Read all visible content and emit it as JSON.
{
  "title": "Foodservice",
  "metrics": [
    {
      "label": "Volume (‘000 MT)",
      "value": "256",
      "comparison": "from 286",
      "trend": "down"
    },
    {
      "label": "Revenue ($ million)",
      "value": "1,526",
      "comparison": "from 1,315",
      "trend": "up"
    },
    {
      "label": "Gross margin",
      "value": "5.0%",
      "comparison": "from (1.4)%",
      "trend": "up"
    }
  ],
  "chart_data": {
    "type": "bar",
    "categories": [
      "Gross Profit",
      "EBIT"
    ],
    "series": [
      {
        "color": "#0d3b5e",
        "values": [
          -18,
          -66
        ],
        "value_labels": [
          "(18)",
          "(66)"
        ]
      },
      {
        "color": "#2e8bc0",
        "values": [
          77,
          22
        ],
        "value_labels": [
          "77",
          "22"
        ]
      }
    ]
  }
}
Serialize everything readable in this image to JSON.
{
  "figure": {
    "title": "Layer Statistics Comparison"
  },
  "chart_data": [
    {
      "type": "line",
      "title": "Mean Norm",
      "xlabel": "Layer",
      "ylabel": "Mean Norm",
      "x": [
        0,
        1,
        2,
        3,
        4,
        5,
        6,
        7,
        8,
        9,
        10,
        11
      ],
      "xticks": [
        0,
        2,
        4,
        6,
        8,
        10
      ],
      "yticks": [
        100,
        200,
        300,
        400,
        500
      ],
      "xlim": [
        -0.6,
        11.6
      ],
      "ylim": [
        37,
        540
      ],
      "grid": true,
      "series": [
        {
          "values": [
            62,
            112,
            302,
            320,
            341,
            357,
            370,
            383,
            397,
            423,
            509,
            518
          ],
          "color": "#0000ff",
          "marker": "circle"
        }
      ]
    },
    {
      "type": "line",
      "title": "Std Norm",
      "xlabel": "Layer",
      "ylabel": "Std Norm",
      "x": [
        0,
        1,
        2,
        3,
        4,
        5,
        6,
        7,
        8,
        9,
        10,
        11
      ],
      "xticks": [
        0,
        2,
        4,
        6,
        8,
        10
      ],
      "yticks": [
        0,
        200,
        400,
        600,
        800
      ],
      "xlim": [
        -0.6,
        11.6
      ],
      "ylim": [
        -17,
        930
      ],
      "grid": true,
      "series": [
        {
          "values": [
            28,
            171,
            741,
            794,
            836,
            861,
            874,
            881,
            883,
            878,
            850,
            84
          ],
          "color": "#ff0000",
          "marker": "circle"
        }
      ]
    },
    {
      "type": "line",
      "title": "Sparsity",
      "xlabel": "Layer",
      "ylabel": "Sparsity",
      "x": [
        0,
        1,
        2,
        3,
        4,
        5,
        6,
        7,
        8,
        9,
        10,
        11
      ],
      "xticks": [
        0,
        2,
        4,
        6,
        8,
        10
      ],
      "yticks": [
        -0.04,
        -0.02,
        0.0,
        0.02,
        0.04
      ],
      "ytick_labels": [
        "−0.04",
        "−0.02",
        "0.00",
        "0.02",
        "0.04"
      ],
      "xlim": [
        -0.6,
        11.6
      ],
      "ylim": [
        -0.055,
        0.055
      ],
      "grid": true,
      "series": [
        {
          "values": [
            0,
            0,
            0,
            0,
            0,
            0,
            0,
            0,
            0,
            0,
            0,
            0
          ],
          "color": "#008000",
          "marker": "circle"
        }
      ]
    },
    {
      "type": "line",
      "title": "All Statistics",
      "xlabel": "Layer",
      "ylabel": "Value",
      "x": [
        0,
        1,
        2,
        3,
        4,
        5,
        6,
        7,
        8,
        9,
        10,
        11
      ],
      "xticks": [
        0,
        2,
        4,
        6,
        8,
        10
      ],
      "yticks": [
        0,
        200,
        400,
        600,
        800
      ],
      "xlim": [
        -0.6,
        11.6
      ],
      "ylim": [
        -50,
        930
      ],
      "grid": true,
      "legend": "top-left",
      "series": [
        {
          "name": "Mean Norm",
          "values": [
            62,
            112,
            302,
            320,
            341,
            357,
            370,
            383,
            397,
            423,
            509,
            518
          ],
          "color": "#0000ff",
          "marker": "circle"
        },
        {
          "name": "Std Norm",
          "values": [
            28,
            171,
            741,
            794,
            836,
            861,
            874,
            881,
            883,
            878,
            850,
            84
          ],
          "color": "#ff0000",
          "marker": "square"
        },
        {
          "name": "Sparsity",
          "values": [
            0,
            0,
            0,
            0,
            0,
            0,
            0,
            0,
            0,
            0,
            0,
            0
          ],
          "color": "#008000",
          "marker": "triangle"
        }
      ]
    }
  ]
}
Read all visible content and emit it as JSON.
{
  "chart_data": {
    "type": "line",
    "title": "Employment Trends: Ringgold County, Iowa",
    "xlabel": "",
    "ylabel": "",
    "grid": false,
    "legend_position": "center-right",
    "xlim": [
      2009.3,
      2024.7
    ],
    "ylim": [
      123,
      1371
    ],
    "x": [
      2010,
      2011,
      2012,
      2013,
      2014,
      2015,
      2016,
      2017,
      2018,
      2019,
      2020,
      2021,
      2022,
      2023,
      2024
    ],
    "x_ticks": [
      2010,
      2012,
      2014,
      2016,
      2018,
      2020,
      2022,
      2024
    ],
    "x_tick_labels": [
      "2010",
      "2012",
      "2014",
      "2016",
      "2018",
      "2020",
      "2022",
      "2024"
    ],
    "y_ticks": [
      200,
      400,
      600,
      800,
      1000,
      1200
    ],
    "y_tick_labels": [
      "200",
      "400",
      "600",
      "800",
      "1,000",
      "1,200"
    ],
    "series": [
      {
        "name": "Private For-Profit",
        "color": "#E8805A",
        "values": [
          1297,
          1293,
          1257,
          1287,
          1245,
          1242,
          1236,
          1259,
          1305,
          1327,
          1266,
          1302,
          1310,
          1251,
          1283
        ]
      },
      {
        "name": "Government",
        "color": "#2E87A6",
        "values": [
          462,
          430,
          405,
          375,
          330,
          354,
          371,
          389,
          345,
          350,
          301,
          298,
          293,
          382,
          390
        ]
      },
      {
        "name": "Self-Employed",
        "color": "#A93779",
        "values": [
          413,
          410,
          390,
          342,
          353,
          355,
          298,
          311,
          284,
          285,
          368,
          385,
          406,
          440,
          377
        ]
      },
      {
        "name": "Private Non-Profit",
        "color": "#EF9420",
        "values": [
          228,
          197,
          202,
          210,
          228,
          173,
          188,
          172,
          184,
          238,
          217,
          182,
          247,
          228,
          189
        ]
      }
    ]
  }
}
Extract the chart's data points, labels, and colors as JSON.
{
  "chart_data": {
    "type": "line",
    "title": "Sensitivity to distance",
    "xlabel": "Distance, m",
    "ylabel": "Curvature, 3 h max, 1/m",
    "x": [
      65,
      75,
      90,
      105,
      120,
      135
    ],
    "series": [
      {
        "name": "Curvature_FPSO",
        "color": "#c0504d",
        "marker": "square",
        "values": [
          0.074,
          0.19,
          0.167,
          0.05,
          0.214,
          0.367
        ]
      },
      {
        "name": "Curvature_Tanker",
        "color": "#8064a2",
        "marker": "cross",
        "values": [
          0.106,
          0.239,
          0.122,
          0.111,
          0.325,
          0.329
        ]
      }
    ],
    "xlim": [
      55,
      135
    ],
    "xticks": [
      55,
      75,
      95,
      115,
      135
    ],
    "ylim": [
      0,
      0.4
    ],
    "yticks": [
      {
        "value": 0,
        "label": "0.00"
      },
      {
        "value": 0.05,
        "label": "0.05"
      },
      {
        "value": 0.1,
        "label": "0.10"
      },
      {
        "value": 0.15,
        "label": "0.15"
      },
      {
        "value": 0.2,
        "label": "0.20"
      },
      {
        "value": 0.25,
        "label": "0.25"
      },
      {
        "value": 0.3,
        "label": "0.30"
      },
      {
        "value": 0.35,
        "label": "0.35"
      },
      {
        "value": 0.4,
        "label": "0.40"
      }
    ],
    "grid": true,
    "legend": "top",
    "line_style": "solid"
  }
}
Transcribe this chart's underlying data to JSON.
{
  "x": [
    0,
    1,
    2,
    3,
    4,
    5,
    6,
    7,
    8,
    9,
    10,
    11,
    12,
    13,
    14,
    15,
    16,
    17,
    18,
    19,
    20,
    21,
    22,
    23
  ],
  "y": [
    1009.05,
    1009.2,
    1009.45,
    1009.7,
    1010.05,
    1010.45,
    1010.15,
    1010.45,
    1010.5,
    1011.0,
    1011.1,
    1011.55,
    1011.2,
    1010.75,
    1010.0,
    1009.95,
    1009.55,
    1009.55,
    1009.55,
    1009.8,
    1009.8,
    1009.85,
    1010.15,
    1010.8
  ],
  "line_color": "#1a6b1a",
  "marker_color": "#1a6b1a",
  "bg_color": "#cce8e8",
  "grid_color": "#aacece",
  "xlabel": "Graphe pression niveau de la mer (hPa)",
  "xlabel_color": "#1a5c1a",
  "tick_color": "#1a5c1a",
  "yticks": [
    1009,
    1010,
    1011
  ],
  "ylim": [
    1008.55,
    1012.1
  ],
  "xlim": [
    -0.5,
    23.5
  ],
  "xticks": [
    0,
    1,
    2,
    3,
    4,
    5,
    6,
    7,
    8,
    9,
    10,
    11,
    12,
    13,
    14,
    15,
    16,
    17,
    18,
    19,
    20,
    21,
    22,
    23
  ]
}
━━━━━━━━
WHAT NEEDS TO BE DONE:
Check each line of the data above for the word "Norm", then state how many lines have it. Give the number alone.

EXERCISE SOLUTION:
6